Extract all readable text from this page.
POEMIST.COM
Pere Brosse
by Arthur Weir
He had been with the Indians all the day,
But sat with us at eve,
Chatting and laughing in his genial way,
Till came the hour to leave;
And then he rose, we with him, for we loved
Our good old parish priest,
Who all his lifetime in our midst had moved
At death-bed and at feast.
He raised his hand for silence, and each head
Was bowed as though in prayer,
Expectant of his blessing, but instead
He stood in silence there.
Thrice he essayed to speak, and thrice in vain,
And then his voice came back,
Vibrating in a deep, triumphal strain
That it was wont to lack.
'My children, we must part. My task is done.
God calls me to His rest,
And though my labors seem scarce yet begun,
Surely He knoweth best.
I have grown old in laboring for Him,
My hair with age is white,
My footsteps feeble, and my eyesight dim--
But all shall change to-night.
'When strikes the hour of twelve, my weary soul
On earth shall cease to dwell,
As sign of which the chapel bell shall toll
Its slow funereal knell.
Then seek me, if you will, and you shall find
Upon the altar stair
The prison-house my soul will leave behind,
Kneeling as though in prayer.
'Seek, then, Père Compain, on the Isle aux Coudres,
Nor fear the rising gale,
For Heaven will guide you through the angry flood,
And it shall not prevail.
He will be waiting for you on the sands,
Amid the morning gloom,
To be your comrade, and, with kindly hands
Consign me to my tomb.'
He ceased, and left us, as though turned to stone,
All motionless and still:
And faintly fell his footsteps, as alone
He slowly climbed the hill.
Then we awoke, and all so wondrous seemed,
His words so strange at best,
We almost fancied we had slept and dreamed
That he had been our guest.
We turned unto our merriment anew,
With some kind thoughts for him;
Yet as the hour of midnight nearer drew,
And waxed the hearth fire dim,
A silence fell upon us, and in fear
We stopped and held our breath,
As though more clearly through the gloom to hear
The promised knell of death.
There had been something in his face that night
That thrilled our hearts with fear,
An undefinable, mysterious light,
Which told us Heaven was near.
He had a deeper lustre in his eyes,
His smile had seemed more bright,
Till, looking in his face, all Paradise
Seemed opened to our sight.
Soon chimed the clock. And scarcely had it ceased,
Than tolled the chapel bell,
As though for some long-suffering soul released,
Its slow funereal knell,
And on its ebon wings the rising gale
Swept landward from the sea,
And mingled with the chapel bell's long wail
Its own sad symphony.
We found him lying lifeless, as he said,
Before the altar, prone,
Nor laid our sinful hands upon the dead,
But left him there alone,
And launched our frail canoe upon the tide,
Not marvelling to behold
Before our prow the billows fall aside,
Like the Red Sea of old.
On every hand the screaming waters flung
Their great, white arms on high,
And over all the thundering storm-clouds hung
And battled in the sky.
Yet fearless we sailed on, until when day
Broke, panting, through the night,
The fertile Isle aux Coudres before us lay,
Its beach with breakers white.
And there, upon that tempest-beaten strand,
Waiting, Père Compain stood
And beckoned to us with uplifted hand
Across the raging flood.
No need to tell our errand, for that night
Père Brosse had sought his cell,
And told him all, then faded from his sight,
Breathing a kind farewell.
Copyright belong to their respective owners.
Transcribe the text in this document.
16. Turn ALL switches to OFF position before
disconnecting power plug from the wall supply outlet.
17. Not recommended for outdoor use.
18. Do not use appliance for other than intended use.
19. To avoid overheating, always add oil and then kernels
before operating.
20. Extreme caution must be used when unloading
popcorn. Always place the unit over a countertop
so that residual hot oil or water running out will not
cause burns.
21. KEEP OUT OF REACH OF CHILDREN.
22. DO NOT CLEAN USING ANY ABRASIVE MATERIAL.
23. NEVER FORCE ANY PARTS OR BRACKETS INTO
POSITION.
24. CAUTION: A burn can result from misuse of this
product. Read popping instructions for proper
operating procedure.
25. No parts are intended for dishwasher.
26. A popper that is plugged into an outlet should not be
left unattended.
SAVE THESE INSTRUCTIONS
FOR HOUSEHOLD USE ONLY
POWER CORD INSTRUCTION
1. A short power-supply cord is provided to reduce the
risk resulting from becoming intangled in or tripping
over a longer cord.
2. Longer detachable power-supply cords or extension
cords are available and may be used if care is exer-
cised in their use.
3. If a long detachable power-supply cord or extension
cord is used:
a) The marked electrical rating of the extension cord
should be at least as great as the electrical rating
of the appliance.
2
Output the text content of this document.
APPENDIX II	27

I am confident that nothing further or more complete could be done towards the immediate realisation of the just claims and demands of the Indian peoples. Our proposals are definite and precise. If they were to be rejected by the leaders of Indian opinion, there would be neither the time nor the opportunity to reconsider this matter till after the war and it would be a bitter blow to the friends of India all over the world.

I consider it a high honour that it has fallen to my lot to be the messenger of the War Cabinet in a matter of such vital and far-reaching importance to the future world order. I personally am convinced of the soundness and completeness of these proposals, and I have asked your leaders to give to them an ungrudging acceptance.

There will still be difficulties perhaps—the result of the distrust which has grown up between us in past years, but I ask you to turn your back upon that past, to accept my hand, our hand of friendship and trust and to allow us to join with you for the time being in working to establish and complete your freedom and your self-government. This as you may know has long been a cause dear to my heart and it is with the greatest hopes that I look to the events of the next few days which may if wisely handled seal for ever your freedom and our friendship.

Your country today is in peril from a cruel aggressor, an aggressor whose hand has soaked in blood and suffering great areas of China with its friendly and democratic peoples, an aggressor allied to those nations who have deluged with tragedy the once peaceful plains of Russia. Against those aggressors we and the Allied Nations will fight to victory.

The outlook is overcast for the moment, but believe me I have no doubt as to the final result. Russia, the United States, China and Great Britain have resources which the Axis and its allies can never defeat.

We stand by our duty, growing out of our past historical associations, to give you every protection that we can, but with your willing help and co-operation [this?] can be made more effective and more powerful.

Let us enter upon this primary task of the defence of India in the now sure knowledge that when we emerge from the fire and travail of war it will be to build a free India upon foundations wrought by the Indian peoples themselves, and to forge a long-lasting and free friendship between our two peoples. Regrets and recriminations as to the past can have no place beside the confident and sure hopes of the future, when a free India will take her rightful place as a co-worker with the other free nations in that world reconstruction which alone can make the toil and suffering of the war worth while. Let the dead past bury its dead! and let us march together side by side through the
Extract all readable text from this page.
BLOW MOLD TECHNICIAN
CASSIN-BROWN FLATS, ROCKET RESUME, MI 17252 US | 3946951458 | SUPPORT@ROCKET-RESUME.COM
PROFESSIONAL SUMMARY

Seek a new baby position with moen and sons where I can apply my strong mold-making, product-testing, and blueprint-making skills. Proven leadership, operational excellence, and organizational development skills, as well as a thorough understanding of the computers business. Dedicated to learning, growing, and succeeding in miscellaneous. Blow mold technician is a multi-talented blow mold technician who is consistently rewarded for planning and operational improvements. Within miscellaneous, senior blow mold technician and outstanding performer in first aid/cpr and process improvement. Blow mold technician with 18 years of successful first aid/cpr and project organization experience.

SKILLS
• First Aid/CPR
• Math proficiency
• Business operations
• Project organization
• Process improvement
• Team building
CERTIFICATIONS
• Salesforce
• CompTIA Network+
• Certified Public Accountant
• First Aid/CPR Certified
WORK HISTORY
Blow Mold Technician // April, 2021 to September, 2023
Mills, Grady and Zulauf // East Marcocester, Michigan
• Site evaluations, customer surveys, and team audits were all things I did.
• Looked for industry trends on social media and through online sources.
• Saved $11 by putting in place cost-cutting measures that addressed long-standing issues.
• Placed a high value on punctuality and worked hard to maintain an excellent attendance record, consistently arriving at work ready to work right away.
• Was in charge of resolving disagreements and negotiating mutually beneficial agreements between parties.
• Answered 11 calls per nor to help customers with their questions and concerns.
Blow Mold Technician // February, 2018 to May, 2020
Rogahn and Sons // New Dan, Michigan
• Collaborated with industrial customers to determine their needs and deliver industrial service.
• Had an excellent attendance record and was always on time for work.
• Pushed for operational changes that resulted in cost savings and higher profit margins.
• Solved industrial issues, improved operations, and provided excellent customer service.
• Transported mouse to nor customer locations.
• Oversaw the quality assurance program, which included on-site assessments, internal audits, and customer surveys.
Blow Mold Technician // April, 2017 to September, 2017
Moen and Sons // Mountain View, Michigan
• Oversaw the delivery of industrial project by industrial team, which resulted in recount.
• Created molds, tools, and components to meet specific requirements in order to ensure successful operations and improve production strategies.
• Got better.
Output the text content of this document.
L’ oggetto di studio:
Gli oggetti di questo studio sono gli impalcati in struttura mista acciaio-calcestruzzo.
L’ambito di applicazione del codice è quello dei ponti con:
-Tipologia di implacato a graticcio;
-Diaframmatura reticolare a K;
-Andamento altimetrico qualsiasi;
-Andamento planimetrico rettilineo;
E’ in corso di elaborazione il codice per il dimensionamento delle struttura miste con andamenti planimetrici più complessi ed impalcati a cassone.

Exercise goal ▸ Gather each line from the listing above that holds "should".

Response to the exercise ▸
26. A popper that is plugged into an outlet should not be
should be at least as great as the electrical rating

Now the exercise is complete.